start Input data
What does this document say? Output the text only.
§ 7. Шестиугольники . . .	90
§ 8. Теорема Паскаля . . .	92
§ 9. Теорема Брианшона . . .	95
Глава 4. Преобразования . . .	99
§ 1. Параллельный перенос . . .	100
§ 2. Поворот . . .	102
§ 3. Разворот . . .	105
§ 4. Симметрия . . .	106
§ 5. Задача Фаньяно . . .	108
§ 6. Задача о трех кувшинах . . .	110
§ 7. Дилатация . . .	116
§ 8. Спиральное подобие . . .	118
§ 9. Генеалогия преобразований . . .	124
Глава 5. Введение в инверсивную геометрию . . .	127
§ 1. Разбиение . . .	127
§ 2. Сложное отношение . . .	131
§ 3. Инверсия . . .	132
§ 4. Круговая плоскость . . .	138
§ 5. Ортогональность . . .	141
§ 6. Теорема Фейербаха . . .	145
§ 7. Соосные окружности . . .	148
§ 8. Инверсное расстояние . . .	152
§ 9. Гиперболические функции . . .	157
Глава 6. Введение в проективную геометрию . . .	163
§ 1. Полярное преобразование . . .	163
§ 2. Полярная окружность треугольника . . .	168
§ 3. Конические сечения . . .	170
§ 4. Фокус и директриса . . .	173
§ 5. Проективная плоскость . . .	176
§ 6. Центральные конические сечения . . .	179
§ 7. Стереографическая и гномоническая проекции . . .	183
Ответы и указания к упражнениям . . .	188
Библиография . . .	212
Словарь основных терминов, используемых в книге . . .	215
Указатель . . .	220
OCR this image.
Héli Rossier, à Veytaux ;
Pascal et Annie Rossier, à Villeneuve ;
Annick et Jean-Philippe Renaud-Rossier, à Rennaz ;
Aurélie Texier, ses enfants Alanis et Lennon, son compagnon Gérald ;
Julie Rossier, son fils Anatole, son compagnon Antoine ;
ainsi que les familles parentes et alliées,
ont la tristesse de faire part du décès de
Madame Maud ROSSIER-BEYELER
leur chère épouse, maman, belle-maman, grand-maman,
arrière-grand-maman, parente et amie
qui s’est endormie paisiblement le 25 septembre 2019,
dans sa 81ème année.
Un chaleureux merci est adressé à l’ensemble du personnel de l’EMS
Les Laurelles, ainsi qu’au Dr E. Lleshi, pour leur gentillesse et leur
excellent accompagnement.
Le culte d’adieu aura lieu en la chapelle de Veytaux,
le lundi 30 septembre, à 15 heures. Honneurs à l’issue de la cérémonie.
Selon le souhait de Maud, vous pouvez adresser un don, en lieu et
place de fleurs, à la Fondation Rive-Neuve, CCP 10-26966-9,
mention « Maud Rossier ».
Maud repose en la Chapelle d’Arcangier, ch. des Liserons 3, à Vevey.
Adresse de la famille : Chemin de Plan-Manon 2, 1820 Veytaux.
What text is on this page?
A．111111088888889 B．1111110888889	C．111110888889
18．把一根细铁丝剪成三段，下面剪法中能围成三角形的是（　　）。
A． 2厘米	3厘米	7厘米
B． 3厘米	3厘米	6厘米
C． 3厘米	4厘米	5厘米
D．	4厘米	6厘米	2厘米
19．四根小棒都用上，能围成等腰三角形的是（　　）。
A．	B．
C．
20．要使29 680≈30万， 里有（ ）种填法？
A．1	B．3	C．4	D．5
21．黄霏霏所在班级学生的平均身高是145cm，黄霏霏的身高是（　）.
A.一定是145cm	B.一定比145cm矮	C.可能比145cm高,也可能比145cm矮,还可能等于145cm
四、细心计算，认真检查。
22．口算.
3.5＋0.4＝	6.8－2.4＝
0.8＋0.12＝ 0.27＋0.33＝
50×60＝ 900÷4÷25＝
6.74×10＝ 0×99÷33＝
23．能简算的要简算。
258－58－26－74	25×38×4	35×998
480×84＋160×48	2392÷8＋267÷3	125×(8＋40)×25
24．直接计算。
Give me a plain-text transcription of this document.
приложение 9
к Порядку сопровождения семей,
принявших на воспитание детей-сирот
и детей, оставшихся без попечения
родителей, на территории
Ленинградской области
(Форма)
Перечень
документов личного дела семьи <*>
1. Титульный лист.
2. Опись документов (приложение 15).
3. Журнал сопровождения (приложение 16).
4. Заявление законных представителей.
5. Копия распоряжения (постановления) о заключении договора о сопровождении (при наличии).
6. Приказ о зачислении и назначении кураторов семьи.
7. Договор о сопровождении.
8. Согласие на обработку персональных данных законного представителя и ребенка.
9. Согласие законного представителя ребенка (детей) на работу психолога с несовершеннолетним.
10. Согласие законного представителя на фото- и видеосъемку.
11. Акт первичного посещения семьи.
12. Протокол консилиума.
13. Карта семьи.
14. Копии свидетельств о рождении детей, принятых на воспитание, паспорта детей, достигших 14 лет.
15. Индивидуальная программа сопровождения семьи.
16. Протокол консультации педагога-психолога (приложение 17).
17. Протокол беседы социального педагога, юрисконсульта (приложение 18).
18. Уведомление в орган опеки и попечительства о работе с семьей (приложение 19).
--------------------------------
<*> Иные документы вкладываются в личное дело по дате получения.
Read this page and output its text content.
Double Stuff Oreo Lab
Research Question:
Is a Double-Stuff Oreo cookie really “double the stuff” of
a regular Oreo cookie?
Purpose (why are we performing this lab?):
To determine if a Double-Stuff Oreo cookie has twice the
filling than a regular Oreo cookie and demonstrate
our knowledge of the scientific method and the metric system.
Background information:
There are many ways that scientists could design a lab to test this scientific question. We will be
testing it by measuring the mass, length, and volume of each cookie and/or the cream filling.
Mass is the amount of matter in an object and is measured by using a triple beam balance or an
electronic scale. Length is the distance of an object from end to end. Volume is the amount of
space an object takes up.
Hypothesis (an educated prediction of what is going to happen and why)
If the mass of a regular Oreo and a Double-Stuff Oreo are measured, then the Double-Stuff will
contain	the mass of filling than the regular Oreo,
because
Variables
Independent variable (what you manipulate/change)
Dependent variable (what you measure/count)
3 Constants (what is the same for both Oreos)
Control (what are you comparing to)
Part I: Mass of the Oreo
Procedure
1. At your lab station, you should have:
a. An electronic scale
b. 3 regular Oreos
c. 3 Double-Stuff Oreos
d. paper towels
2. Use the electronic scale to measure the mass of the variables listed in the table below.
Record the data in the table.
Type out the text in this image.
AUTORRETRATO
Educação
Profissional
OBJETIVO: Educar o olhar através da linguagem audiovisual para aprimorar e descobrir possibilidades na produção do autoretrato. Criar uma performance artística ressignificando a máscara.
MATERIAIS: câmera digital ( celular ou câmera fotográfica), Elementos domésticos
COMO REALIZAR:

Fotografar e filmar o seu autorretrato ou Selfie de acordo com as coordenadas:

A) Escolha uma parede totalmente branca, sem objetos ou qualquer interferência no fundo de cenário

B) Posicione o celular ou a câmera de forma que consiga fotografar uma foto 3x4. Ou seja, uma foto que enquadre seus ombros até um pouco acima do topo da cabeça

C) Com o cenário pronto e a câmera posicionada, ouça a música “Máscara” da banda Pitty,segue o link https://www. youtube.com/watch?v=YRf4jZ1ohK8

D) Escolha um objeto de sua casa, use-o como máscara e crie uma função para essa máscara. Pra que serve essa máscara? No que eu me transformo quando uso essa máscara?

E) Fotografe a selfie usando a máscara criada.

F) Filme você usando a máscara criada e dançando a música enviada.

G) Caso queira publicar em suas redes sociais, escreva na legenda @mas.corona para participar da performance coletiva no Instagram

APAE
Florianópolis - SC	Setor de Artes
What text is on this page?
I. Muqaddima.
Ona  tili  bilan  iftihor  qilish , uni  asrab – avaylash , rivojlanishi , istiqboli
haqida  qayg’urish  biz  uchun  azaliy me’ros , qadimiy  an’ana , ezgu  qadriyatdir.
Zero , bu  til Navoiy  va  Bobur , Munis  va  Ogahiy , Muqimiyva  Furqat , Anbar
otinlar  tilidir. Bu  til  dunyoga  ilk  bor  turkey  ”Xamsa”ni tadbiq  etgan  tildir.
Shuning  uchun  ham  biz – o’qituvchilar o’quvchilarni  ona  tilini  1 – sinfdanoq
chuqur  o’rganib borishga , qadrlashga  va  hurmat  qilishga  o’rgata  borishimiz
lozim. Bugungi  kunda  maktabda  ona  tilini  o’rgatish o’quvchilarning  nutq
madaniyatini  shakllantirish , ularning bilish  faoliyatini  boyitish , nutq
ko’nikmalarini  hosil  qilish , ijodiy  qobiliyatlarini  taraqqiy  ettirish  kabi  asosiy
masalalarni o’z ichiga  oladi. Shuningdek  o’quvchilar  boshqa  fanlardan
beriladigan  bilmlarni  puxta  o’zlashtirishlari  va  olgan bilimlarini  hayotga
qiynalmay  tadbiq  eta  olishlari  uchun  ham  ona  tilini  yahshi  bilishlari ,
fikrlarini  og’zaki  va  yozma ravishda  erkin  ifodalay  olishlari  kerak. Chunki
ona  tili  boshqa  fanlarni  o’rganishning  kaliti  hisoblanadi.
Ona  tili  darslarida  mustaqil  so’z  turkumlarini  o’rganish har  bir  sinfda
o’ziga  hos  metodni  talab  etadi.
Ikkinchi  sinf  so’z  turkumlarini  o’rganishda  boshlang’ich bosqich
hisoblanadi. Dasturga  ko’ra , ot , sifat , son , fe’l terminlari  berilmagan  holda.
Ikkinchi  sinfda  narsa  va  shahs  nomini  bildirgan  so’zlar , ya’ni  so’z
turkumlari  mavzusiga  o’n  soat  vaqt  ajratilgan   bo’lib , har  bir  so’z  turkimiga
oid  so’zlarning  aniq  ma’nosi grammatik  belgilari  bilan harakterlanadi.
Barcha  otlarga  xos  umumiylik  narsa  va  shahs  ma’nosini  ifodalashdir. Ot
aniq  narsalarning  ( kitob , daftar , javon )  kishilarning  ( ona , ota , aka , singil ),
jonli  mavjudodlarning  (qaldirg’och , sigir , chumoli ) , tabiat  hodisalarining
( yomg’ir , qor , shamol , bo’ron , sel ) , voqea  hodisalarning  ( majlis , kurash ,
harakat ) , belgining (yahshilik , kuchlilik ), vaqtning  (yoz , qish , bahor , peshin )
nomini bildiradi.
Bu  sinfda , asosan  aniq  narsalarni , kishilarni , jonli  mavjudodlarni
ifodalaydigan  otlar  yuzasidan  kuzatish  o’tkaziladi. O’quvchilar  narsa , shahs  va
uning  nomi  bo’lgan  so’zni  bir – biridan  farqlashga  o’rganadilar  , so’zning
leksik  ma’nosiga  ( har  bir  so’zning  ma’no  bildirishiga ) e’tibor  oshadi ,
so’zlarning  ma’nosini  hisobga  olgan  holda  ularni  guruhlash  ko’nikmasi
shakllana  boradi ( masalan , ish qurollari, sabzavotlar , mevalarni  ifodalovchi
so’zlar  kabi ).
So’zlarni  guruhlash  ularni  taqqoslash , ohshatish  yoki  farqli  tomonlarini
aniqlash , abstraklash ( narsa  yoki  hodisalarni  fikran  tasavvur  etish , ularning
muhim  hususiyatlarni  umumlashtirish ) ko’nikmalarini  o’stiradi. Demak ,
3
end Input data
* _Set exercise_
From the records above, pull out every line containing the word "педагога".

* _The output_
16. Протокол консультации педагога-психолога (приложение 17).
17. Протокол беседы социального педагога, юрисконсульта (приложение 18).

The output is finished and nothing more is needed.